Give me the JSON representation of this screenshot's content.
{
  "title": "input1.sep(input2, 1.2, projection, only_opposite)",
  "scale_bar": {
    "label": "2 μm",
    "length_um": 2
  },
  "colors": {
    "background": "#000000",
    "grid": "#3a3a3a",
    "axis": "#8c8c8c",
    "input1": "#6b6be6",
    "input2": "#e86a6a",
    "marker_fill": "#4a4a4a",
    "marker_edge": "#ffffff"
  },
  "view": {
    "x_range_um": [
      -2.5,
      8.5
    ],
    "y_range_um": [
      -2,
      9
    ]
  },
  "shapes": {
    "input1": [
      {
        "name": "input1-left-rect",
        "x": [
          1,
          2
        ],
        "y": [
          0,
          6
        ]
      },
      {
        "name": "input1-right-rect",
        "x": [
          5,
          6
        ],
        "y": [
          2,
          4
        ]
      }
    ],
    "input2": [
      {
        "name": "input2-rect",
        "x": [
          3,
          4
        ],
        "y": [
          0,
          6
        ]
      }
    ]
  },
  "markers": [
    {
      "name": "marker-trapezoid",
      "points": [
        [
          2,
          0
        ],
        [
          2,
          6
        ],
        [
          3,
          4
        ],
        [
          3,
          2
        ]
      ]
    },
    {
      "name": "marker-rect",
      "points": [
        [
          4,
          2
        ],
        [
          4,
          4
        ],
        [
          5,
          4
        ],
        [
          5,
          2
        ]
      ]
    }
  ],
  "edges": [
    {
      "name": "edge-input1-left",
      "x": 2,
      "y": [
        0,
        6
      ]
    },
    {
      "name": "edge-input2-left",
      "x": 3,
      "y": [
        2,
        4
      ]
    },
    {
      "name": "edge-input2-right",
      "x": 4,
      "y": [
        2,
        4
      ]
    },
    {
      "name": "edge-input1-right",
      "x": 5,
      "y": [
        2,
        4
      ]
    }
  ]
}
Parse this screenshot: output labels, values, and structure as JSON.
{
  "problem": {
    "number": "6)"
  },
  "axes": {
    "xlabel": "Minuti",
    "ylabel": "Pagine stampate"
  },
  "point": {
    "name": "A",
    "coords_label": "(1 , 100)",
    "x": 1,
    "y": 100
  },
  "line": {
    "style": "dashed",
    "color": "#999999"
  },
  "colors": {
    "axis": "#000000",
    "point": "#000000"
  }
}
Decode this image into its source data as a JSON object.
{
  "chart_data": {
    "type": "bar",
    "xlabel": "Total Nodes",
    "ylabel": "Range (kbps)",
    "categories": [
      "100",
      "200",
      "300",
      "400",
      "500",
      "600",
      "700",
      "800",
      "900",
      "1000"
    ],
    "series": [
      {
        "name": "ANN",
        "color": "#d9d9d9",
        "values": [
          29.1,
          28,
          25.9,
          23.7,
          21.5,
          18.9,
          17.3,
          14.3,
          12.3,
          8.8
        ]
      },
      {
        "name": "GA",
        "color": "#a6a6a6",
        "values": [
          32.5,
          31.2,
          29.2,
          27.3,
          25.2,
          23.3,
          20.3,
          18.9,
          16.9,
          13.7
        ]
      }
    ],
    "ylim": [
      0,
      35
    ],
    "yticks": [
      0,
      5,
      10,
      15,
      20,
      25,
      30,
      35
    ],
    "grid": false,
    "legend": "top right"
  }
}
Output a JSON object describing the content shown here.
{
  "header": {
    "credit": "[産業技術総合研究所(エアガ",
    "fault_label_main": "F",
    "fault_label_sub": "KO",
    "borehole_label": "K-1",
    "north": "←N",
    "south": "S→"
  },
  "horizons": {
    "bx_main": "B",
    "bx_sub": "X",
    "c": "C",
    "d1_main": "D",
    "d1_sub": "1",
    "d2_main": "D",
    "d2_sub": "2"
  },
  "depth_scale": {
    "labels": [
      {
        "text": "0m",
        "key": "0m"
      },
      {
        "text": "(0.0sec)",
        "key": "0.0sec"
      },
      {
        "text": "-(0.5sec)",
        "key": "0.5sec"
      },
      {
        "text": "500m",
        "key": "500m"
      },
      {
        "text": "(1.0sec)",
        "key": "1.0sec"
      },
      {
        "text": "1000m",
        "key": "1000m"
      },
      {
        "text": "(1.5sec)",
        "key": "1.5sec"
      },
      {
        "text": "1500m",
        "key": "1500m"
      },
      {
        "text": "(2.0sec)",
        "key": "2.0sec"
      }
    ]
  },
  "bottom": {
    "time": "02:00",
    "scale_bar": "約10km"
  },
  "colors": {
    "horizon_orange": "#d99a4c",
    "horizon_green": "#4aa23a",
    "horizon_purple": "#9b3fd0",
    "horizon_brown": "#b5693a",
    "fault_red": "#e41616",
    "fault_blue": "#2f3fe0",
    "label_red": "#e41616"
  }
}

==========

## [SHORT TASK]
Within the listing above, copy each line that has the string "content".

## [TASK RESPONSE]
Give me the JSON representation of this screenshot's content.
Output a JSON object describing the content shown here.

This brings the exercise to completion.